---------- Exercise input
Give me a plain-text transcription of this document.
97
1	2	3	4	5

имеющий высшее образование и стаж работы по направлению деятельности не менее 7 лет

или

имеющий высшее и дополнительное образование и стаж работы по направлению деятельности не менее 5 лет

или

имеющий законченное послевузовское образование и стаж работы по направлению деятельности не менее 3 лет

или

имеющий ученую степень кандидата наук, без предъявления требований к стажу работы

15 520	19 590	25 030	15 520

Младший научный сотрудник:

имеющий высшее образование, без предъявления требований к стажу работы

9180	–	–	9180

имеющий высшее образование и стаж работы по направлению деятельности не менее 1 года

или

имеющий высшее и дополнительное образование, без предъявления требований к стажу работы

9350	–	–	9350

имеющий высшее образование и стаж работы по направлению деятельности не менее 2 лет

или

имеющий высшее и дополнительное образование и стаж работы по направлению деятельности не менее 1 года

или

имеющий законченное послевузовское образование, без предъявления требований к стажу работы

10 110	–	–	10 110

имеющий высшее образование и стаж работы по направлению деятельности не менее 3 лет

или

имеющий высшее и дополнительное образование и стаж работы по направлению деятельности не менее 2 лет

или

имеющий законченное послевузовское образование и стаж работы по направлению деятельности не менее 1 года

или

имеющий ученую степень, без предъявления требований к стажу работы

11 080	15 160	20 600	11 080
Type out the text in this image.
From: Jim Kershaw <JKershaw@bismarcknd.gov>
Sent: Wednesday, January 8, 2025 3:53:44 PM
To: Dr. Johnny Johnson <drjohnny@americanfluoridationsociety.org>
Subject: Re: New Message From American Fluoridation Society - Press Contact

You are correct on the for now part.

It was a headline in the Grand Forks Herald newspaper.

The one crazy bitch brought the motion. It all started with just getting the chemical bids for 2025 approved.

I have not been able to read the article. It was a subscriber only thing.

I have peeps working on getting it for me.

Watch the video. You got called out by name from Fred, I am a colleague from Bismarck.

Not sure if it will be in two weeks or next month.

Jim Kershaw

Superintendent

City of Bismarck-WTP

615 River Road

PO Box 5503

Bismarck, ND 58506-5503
--------------------
**What is asked:** Within the entries above, report how many lines include "высшее", and keep the answer to the number.

**Exercise result:** 9